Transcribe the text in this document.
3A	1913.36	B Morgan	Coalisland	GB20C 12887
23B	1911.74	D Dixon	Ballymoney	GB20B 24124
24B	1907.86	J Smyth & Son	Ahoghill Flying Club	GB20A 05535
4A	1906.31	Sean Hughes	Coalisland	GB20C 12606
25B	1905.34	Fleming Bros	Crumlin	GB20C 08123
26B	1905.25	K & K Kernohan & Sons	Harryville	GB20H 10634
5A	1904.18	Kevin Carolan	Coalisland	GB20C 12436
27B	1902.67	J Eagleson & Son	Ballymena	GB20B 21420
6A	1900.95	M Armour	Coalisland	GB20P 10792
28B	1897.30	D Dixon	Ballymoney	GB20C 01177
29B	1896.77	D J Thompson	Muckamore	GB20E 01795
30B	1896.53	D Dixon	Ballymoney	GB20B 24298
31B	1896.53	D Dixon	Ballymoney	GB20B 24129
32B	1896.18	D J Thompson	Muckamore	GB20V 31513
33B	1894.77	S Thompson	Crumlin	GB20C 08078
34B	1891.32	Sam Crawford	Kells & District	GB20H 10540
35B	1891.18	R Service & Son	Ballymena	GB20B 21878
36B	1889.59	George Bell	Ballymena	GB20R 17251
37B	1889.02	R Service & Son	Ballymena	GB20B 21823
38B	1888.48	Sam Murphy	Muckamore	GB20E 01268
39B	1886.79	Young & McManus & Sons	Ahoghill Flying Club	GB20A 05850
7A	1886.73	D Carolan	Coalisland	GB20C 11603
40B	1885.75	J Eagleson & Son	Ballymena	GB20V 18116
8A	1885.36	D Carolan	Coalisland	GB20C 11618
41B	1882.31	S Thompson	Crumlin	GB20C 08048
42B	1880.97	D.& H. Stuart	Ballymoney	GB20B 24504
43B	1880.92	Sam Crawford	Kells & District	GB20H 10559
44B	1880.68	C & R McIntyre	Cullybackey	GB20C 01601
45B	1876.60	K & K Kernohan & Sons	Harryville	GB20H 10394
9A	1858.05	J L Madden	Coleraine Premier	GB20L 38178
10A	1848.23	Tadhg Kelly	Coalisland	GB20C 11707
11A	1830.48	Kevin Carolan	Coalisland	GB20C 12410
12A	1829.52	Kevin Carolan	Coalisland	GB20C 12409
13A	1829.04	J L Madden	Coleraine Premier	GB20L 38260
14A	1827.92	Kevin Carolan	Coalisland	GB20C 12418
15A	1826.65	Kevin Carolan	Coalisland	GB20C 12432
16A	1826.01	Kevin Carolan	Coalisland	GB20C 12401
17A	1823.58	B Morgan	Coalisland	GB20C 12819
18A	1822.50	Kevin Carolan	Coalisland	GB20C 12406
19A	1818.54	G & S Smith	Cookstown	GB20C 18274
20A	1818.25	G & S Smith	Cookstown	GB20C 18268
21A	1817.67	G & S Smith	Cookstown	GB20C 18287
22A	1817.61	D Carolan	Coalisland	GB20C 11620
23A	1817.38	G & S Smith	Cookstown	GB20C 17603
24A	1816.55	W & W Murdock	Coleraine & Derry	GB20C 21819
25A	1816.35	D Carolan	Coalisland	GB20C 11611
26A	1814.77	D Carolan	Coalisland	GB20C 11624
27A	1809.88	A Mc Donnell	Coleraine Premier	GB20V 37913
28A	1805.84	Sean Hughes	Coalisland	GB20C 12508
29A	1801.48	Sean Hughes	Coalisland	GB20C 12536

What is expected:
Send back each record exactly as it stands.

Finished answer:
Transcribe the text in this document.
3A	1913.36	B Morgan	Coalisland	GB20C 12887
23B	1911.74	D Dixon	Ballymoney	GB20B 24124
24B	1907.86	J Smyth & Son	Ahoghill Flying Club	GB20A 05535
4A	1906.31	Sean Hughes	Coalisland	GB20C 12606
25B	1905.34	Fleming Bros	Crumlin	GB20C 08123
26B	1905.25	K & K Kernohan & Sons	Harryville	GB20H 10634
5A	1904.18	Kevin Carolan	Coalisland	GB20C 12436
27B	1902.67	J Eagleson & Son	Ballymena	GB20B 21420
6A	1900.95	M Armour	Coalisland	GB20P 10792
28B	1897.30	D Dixon	Ballymoney	GB20C 01177
29B	1896.77	D J Thompson	Muckamore	GB20E 01795
30B	1896.53	D Dixon	Ballymoney	GB20B 24298
31B	1896.53	D Dixon	Ballymoney	GB20B 24129
32B	1896.18	D J Thompson	Muckamore	GB20V 31513
33B	1894.77	S Thompson	Crumlin	GB20C 08078
34B	1891.32	Sam Crawford	Kells & District	GB20H 10540
35B	1891.18	R Service & Son	Ballymena	GB20B 21878
36B	1889.59	George Bell	Ballymena	GB20R 17251
37B	1889.02	R Service & Son	Ballymena	GB20B 21823
38B	1888.48	Sam Murphy	Muckamore	GB20E 01268
39B	1886.79	Young & McManus & Sons	Ahoghill Flying Club	GB20A 05850
7A	1886.73	D Carolan	Coalisland	GB20C 11603
40B	1885.75	J Eagleson & Son	Ballymena	GB20V 18116
8A	1885.36	D Carolan	Coalisland	GB20C 11618
41B	1882.31	S Thompson	Crumlin	GB20C 08048
42B	1880.97	D.& H. Stuart	Ballymoney	GB20B 24504
43B	1880.92	Sam Crawford	Kells & District	GB20H 10559
44B	1880.68	C & R McIntyre	Cullybackey	GB20C 01601
45B	1876.60	K & K Kernohan & Sons	Harryville	GB20H 10394
9A	1858.05	J L Madden	Coleraine Premier	GB20L 38178
10A	1848.23	Tadhg Kelly	Coalisland	GB20C 11707
11A	1830.48	Kevin Carolan	Coalisland	GB20C 12410
12A	1829.52	Kevin Carolan	Coalisland	GB20C 12409
13A	1829.04	J L Madden	Coleraine Premier	GB20L 38260
14A	1827.92	Kevin Carolan	Coalisland	GB20C 12418
15A	1826.65	Kevin Carolan	Coalisland	GB20C 12432
16A	1826.01	Kevin Carolan	Coalisland	GB20C 12401
17A	1823.58	B Morgan	Coalisland	GB20C 12819
18A	1822.50	Kevin Carolan	Coalisland	GB20C 12406
19A	1818.54	G & S Smith	Cookstown	GB20C 18274
20A	1818.25	G & S Smith	Cookstown	GB20C 18268
21A	1817.67	G & S Smith	Cookstown	GB20C 18287
22A	1817.61	D Carolan	Coalisland	GB20C 11620
23A	1817.38	G & S Smith	Cookstown	GB20C 17603
24A	1816.55	W & W Murdock	Coleraine & Derry	GB20C 21819
25A	1816.35	D Carolan	Coalisland	GB20C 11611
26A	1814.77	D Carolan	Coalisland	GB20C 11624
27A	1809.88	A Mc Donnell	Coleraine Premier	GB20V 37913
28A	1805.84	Sean Hughes	Coalisland	GB20C 12508
29A	1801.48	Sean Hughes	Coalisland	GB20C 12536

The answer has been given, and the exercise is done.